Source document
Startup aviation companies are providing much of the fuel behind the moves toward zero-emission commercial flights. The latest news on this front is that privately-held Beta Technologies is pursuing Federal Aviation Administration certification for a fixed-wing electric airplane after receiving orders from three customers, the company announced last week.
The Burlington, Vermont-based company, which was valued at $2.56 billion as of April 2022, sees certification of the CX 300 – a conventional takeoff and landing version of its Alia 250 electric vertical takeoff and landing (eVTOL) aircraft - as a path to introduce an electric aircraft into U.S. airspace under existing regulations.
Founded in 2012, Beta Technologies have received financing in recent years from Climate Pledge Fund, Fidelity Management, RedBird Capital Partners, and TPG Rise Climate Fund, among others.
The company’s announcement comes less than two weeks after another private company, Universal Hydrogen, announced that one of its branded planes, equipped with the largest hydrogen fuel cell ever to power an aircraft, made its maiden test flight in eastern Washington state.

Source data

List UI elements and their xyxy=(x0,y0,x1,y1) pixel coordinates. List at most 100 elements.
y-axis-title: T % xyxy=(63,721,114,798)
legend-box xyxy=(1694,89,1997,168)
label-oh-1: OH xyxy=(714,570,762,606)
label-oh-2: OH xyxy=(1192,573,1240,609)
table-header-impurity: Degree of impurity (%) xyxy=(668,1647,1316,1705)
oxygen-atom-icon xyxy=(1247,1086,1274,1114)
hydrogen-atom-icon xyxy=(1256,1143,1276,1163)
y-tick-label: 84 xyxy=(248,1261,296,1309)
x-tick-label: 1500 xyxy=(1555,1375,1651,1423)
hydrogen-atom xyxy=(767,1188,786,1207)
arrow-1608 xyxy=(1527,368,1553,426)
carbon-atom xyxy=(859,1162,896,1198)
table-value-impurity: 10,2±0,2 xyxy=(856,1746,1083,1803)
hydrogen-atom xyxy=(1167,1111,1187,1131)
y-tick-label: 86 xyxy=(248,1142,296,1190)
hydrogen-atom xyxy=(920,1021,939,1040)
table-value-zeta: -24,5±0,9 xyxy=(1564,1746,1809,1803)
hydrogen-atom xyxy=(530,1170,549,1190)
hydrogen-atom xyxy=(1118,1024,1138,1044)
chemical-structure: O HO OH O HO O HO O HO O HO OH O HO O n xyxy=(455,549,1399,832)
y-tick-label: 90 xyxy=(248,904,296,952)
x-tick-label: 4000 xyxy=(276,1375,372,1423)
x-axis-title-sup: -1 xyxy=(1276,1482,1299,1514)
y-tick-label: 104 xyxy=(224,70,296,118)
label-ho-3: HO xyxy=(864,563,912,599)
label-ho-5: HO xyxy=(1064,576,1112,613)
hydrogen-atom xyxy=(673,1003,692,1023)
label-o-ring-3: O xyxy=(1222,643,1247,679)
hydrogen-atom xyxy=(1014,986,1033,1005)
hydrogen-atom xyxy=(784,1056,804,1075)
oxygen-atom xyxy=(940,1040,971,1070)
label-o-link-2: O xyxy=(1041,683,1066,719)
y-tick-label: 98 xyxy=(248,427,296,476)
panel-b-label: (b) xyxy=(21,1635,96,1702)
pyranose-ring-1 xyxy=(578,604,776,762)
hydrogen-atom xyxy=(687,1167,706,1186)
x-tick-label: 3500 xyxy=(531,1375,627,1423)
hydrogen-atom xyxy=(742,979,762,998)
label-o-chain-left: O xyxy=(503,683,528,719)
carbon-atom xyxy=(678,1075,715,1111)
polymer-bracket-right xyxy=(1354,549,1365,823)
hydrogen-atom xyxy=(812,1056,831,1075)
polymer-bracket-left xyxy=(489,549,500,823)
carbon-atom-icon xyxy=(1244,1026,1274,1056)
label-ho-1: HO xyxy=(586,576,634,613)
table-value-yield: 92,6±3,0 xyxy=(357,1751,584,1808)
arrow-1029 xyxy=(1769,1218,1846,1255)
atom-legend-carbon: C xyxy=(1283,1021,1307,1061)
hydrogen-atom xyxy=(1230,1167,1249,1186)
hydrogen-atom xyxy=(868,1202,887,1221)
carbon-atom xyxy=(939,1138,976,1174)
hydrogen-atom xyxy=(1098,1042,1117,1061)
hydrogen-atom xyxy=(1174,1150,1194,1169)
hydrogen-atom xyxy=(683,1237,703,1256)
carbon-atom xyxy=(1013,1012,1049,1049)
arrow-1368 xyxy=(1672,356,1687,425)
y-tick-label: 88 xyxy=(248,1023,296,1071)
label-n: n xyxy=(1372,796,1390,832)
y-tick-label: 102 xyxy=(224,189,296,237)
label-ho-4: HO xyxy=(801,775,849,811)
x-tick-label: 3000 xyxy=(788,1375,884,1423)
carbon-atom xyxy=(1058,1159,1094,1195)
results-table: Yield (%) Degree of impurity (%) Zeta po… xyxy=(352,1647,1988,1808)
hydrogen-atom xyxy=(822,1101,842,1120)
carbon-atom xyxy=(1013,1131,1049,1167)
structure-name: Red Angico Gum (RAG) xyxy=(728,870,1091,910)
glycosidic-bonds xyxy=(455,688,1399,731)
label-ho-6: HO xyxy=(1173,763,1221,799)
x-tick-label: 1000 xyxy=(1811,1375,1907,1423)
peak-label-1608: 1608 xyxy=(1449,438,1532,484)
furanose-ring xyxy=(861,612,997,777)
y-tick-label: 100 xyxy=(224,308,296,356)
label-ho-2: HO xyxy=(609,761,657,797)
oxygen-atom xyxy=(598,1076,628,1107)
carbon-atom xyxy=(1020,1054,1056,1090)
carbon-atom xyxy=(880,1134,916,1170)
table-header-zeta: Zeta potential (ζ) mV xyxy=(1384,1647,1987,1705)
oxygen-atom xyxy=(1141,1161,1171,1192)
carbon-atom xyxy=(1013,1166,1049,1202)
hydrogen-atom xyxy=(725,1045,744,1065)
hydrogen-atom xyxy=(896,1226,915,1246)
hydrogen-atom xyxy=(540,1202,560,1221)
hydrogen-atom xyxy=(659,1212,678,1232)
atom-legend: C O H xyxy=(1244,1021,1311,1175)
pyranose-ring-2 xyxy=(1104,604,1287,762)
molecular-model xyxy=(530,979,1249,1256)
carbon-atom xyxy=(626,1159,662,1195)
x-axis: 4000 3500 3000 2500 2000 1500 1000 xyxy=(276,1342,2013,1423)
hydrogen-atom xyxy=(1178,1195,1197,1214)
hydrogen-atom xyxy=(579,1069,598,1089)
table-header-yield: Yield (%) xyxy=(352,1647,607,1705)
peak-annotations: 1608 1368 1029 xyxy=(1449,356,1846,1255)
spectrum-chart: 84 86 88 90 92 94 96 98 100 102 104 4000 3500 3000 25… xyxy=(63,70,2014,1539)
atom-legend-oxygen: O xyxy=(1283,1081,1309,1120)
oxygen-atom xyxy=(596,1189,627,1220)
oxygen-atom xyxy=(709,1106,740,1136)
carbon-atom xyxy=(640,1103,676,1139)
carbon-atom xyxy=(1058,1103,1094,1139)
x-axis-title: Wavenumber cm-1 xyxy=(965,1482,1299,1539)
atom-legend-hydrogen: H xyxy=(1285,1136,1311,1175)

Problems to work on
• a. Answer these questions from the Beta Technologies article:
(i) In what year was Beta Technologies founded?
(ii) Of which aircraft is the CX 300 a conventional takeoff and landing version?
(iii) Where did Universal Hydrogen's plane make its maiden test flight?
• b. Decide whether each statement agrees with the Beta Technologies article, and quote the words that settle it:
(i) Beta Technologies is based in Burlington, Vermont.
(ii) Beta Technologies received orders from five customers.
(iii) Universal Hydrogen is a publicly traded company.
• c. Carry on the Beta Technologies article from the point where it stops.

Answers for the tasks
• a.
(i) 2012
(ii) The Alia 250 electric vertical takeoff and landing (eVTOL) aircraft
(iii) Eastern Washington state

• b.
(i) Yes: "The Burlington, Vermont-based company"
(ii) No: "after receiving orders from three customers"
(iii) No: "another private company, Universal Hydrogen"

• c.
Anthropic Launches Its New Claude Product
Meanwhile, the competition among private players in the closely-watched generative artificial intelligence sector is heating up. Anthropic, a San Francisco-based startup co-founded by ex-OpenAI employees, has launched something of a rival to OpenAI’s ChatGPT. Anthrophic’s chatbot is called “Claude” and it can be instructed to perform a range of tasks, including searching across documents, summarizing, writing and coding, and answering questions about particular topics, according to an article in Techcrunch. Though the chatbot is similar to OpenAI’s ChatGPT, executives at Anthropic make the case that Claude is “much less likely to produce harmful outputs,” “easier to converse with” and “more steerable.”
Not to be outdone, Open AI, also based in San Francisco, last week announced the launch of GPT-4, the latest version of its AI language model and, in the words of Forbes, “a leap from the technology powering its popular ChatGPT chatbot service.” At launch, Forbes writes, GPT-4 will be accessible to users who sign up for OpenAI’s $20 a month subscription service, ChatGPT Plus, while free users of the popular chatbot will continue to receive responses generated by the older GPT-3.5 model. OpenAI describes GPT-4 as more “reliable, creative, and able to handle much more nuanced instructions” compared to its predecessor.
A24 Films Wins at the Oscars
And finally, one creative start-up was a big winner at the recent Academy Awards. A24 Films, which was founded in 2012, is the independent movie studio behind “Everything Everywhere All at Once,” which won seven Oscars including Best Picture and Best Actress, and “The Whale,” which garnered the Oscar for Best Actor. The New York Times wrote that the New York City-based studio became the first in the 95-year history of the Oscars to capture the top six awards at once: the four acting categories, director and picture. It won nine trophies in all out of 18 nominations.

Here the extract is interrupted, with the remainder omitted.